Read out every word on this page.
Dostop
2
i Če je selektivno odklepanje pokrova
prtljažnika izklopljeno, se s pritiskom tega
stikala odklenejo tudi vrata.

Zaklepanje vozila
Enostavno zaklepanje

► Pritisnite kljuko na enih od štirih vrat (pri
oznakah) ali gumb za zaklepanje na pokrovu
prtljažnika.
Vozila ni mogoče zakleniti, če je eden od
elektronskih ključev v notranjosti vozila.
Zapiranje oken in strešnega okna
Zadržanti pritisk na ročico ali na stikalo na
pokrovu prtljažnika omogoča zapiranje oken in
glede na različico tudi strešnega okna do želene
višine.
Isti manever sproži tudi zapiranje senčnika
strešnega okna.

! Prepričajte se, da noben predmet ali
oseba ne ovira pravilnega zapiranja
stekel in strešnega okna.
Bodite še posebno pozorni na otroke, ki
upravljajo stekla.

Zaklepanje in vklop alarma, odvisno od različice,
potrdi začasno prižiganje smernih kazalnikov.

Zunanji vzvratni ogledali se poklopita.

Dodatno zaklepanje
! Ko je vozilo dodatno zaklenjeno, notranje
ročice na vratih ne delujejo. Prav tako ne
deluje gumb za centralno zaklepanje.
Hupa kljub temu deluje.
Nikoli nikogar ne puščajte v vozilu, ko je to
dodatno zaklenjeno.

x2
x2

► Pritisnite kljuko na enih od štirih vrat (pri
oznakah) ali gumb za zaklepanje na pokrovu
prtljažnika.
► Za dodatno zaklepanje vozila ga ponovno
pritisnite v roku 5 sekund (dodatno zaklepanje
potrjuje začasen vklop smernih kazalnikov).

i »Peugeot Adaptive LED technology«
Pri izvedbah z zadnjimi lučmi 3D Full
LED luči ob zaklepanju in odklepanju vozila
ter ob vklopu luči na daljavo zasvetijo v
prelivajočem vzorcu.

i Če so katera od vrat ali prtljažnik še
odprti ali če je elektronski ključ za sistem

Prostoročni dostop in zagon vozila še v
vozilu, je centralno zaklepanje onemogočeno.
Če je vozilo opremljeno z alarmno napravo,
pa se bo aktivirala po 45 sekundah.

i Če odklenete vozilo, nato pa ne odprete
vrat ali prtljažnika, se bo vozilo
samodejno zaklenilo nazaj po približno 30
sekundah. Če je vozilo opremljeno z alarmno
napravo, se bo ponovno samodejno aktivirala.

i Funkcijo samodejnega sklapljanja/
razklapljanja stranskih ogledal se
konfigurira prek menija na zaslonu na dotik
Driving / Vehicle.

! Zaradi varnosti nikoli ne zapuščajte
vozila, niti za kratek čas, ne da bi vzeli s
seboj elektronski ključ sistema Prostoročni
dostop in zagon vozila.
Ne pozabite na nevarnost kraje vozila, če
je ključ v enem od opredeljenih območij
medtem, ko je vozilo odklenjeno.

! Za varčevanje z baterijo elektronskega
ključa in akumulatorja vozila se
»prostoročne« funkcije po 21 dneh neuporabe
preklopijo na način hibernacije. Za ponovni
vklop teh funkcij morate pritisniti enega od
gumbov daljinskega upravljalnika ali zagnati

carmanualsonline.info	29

+ + + + +

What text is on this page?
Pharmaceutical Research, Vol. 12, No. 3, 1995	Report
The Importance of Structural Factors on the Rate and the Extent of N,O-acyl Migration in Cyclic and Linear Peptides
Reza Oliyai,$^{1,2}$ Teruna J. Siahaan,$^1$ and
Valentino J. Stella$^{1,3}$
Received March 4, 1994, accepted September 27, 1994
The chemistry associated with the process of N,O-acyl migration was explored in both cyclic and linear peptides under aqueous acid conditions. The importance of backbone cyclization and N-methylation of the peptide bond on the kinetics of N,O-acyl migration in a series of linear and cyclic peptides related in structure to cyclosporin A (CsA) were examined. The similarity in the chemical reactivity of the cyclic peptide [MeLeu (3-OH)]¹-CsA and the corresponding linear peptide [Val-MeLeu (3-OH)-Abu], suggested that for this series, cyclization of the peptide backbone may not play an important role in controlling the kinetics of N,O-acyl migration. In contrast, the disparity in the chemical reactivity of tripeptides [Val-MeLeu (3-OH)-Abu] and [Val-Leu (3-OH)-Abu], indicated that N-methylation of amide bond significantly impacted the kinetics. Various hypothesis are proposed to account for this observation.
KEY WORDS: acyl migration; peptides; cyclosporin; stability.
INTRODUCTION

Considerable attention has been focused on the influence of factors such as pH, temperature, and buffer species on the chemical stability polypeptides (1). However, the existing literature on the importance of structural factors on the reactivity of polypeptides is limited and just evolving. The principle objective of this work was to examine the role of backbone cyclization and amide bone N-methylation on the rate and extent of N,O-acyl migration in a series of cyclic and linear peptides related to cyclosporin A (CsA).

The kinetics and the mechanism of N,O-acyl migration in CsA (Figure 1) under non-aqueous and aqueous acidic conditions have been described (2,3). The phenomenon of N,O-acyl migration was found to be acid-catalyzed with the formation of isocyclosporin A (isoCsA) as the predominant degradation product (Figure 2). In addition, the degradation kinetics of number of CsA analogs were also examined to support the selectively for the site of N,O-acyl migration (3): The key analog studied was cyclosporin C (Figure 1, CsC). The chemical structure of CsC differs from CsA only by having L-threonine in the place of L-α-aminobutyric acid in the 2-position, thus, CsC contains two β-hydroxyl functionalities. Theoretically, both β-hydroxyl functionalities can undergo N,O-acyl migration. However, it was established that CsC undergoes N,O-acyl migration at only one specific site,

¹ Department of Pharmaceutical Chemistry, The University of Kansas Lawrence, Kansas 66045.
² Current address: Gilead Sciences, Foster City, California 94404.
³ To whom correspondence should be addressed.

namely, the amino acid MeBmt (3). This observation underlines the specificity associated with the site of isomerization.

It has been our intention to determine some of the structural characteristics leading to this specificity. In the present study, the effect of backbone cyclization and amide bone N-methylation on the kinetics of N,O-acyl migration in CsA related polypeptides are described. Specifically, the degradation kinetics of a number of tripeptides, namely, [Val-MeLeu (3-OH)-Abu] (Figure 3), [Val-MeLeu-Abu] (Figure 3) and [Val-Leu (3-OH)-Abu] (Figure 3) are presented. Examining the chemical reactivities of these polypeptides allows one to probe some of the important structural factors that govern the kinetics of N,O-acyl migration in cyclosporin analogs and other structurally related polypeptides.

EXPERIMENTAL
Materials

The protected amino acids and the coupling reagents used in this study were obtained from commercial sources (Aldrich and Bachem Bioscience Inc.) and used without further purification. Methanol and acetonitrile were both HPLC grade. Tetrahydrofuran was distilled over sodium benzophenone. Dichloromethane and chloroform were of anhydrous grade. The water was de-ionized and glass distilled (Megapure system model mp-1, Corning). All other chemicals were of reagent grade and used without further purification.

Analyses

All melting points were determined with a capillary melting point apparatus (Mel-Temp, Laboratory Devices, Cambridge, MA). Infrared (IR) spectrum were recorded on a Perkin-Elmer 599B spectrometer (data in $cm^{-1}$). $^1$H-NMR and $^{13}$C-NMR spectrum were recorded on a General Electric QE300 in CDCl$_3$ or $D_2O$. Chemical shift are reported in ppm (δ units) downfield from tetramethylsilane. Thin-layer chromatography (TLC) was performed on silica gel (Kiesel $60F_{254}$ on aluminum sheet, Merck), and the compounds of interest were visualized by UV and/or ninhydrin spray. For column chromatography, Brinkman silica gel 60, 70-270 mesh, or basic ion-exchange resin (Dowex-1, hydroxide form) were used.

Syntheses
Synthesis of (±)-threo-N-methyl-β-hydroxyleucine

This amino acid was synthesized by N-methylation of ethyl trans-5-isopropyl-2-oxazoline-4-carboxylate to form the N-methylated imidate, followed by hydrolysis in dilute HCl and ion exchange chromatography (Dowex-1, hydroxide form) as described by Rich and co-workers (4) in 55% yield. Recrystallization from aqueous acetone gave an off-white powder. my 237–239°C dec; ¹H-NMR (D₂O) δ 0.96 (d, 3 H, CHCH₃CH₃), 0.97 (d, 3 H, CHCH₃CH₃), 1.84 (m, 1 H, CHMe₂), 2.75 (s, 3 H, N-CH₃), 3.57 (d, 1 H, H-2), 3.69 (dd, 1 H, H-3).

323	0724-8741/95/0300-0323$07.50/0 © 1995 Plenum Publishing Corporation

+ + + + +

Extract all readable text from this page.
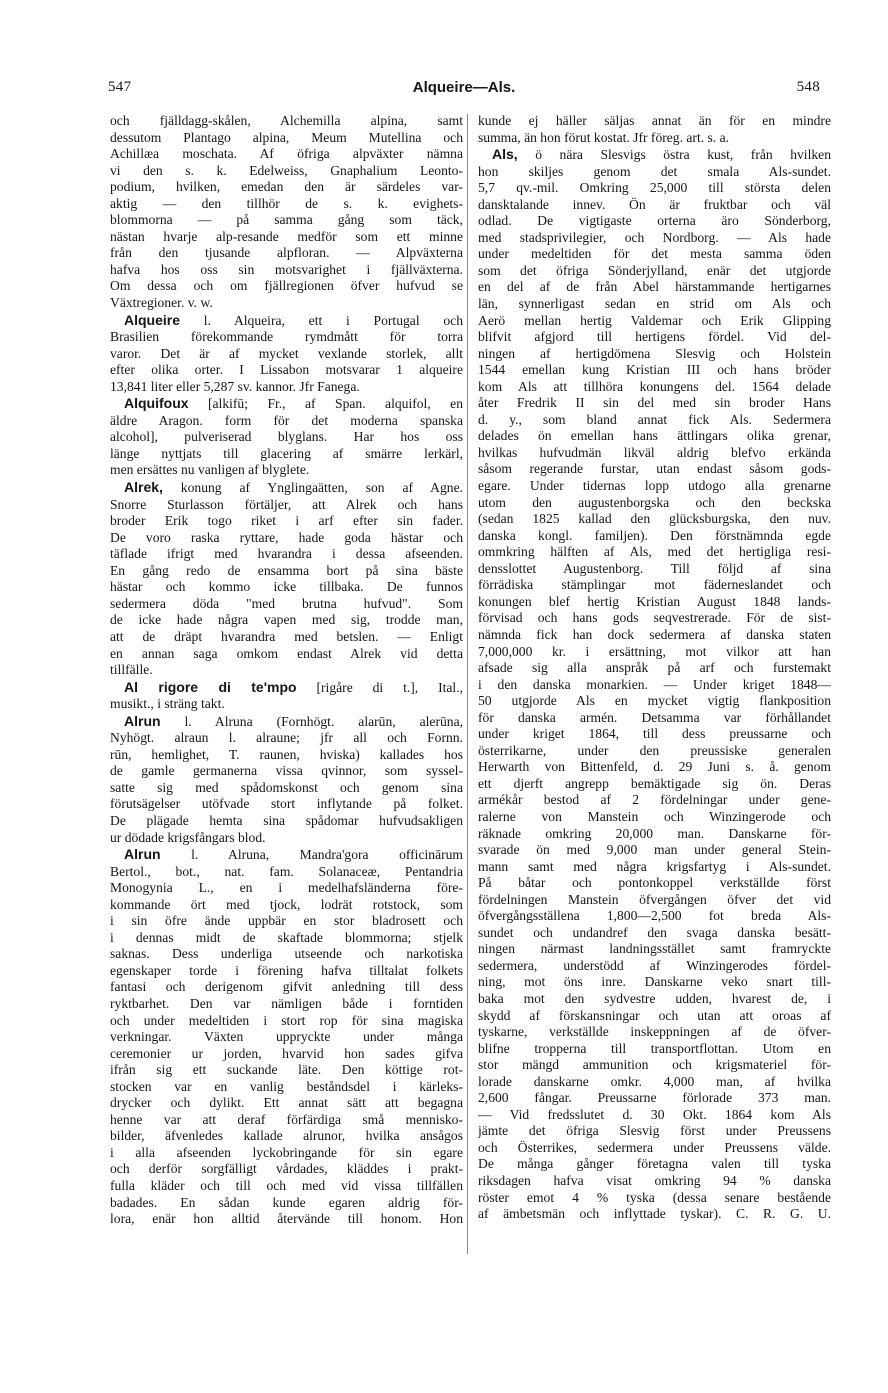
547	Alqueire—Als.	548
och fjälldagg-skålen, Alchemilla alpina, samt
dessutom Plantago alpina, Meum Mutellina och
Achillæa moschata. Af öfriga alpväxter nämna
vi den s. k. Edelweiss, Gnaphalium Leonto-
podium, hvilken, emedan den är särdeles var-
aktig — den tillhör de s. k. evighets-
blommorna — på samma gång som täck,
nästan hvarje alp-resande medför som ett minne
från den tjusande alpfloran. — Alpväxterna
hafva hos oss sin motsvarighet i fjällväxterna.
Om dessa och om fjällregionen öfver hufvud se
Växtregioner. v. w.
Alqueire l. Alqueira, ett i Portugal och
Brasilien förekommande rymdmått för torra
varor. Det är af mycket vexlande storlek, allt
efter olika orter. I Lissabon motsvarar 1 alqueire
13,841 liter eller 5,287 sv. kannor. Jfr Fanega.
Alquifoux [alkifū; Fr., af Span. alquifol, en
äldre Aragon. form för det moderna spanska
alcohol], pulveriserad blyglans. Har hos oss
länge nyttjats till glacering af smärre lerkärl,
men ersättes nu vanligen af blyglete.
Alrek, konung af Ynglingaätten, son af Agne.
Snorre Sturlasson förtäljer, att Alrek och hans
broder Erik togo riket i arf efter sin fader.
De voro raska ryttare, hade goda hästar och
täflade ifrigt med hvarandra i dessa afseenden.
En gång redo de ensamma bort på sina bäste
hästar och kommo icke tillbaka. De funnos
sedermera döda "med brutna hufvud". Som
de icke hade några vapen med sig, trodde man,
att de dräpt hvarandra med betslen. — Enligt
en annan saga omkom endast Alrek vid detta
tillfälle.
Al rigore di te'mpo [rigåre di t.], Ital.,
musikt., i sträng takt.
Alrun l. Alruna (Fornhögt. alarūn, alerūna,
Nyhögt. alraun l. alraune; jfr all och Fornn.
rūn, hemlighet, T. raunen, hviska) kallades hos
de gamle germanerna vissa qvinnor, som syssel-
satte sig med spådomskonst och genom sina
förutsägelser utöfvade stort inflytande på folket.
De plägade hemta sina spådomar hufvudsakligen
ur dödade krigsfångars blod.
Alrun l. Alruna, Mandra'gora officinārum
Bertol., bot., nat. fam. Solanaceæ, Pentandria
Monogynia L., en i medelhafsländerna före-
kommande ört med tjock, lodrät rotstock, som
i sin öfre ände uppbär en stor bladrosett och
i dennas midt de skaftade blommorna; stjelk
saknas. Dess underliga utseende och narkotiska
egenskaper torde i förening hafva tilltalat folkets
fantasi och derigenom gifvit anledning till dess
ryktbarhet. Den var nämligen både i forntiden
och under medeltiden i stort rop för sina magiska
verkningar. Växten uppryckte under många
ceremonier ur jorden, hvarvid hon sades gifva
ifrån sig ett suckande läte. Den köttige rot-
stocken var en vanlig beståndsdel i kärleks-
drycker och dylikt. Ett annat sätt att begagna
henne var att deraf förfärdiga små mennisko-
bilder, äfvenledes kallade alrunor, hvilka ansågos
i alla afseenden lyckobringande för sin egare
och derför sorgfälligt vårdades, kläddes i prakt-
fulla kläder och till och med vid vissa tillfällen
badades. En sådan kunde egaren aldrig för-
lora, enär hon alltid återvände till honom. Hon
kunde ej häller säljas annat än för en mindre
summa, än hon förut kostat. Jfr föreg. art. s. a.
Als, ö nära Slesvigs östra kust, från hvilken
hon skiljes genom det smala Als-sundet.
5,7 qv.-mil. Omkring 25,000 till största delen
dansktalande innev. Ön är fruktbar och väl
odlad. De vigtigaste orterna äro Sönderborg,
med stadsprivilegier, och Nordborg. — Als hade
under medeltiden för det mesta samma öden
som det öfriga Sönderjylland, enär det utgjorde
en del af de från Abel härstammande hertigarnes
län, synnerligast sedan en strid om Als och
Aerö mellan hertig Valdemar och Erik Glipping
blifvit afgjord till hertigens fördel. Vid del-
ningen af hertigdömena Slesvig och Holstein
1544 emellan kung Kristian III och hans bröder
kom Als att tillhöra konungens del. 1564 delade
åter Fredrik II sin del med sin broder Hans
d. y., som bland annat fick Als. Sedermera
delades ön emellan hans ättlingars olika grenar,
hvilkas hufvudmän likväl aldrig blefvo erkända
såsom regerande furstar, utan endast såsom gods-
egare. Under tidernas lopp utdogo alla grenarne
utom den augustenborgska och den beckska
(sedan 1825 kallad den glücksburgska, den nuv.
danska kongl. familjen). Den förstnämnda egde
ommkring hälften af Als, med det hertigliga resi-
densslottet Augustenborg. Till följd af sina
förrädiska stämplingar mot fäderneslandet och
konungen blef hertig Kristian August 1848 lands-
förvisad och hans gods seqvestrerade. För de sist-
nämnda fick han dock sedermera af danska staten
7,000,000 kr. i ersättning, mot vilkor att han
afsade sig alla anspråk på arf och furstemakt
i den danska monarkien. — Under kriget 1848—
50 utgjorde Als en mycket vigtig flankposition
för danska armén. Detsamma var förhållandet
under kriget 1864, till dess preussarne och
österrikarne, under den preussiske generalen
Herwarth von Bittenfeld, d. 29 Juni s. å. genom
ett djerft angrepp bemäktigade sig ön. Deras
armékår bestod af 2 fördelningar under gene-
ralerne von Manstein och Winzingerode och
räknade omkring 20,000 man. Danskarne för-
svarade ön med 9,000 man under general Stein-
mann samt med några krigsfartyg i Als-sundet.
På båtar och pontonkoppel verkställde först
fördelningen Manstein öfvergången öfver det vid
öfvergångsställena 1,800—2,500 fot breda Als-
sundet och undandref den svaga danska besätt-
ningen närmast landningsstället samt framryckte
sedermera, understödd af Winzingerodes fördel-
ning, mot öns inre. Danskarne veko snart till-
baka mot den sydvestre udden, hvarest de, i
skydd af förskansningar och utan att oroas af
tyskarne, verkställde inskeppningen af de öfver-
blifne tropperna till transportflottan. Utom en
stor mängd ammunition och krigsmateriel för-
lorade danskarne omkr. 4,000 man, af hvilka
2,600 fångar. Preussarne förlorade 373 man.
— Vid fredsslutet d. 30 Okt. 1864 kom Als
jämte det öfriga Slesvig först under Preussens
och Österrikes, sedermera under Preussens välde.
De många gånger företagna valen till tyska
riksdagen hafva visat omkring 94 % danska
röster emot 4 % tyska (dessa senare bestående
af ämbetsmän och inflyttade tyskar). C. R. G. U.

+ + + + +

Go through the listing above and locate each line that holds the word "enär". Copy those lines.

lora, enär hon alltid återvände till honom. Hon
som det öfriga Sönderjylland, enär det utgjorde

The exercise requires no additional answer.